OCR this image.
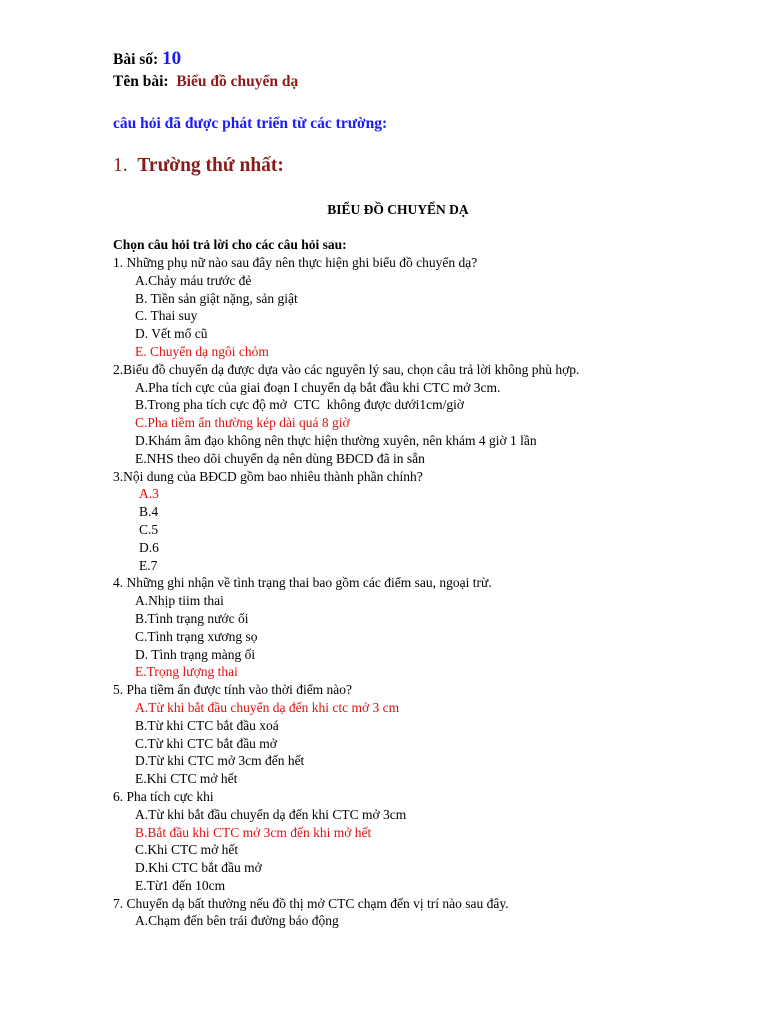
Bài số: 10
Tên bài: Biểu đồ chuyển dạ
câu hỏi đã được phát triển từ các trường:
1. Trường thứ nhất:
BIỂU ĐỒ CHUYỂN DẠ
Chọn câu hỏi trả lời cho các câu hỏi sau:
1. Những phụ nữ nào sau đây nên thực hiện ghi biểu đồ chuyển dạ?
A.Chảy máu trước đẻ
B. Tiền sản giật nặng, sản giật
C. Thai suy
D. Vết mổ cũ
E. Chuyển dạ ngôi chỏm
2.Biểu đồ chuyển dạ được dựa vào các nguyên lý sau, chọn câu trả lời không phù hợp.
A.Pha tích cực của giai đoạn I chuyển dạ bắt đầu khi CTC mở 3cm.
B.Trong pha tích cực độ mở  CTC  không được dưới1cm/giờ
C.Pha tiềm ẩn thường kép dài quá 8 giờ
D.Khám âm đạo không nên thực hiện thường xuyên, nên khám 4 giờ 1 lần
E.NHS theo dõi chuyển dạ nên dùng BĐCD đã in sẵn
3.Nội dung của BĐCD gồm bao nhiêu thành phần chính?
A.3
B.4
C.5
D.6
E.7
4. Những ghi nhận về tình trạng thai bao gồm các điểm sau, ngoại trừ.
A.Nhịp tiim thai
B.Tình trạng nước ối
C.Tình trạng xương sọ
D. Tình trạng màng ối
E.Trọng lượng thai
5. Pha tiềm ẩn được tính vào thời điểm nào?
A.Từ khi bắt đầu chuyển dạ đến khi ctc mở 3 cm
B.Từ khi CTC bắt đầu xoá
C.Từ khi CTC bắt đầu mở
D.Từ khi CTC mở 3cm đến hết
E.Khi CTC mở hết
6. Pha tích cực khi
A.Từ khi bắt đầu chuyển dạ đến khi CTC mở 3cm
B.Bắt đầu khi CTC mở 3cm đến khi mở hết
C.Khi CTC mở hết
D.Khi CTC bắt đầu mở
E.Từ1 đến 10cm
7. Chuyển dạ bất thường nếu đồ thị mở CTC chạm đến vị trí nào sau đây.
A.Chạm đến bên trái đường báo động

## THE EXERCISE:
Quote every record above exactly, omitting any pictures they contain.

## FINISHED ANSWER:
OCR this image.
Bài số: 10
Tên bài: Biểu đồ chuyển dạ
câu hỏi đã được phát triển từ các trường:
1. Trường thứ nhất:
BIỂU ĐỒ CHUYỂN DẠ
Chọn câu hỏi trả lời cho các câu hỏi sau:
1. Những phụ nữ nào sau đây nên thực hiện ghi biểu đồ chuyển dạ?
A.Chảy máu trước đẻ
B. Tiền sản giật nặng, sản giật
C. Thai suy
D. Vết mổ cũ
E. Chuyển dạ ngôi chỏm
2.Biểu đồ chuyển dạ được dựa vào các nguyên lý sau, chọn câu trả lời không phù hợp.
A.Pha tích cực của giai đoạn I chuyển dạ bắt đầu khi CTC mở 3cm.
B.Trong pha tích cực độ mở  CTC  không được dưới1cm/giờ
C.Pha tiềm ẩn thường kép dài quá 8 giờ
D.Khám âm đạo không nên thực hiện thường xuyên, nên khám 4 giờ 1 lần
E.NHS theo dõi chuyển dạ nên dùng BĐCD đã in sẵn
3.Nội dung của BĐCD gồm bao nhiêu thành phần chính?
A.3
B.4
C.5
D.6
E.7
4. Những ghi nhận về tình trạng thai bao gồm các điểm sau, ngoại trừ.
A.Nhịp tiim thai
B.Tình trạng nước ối
C.Tình trạng xương sọ
D. Tình trạng màng ối
E.Trọng lượng thai
5. Pha tiềm ẩn được tính vào thời điểm nào?
A.Từ khi bắt đầu chuyển dạ đến khi ctc mở 3 cm
B.Từ khi CTC bắt đầu xoá
C.Từ khi CTC bắt đầu mở
D.Từ khi CTC mở 3cm đến hết
E.Khi CTC mở hết
6. Pha tích cực khi
A.Từ khi bắt đầu chuyển dạ đến khi CTC mở 3cm
B.Bắt đầu khi CTC mở 3cm đến khi mở hết
C.Khi CTC mở hết
D.Khi CTC bắt đầu mở
E.Từ1 đến 10cm
7. Chuyển dạ bất thường nếu đồ thị mở CTC chạm đến vị trí nào sau đây.
A.Chạm đến bên trái đường báo động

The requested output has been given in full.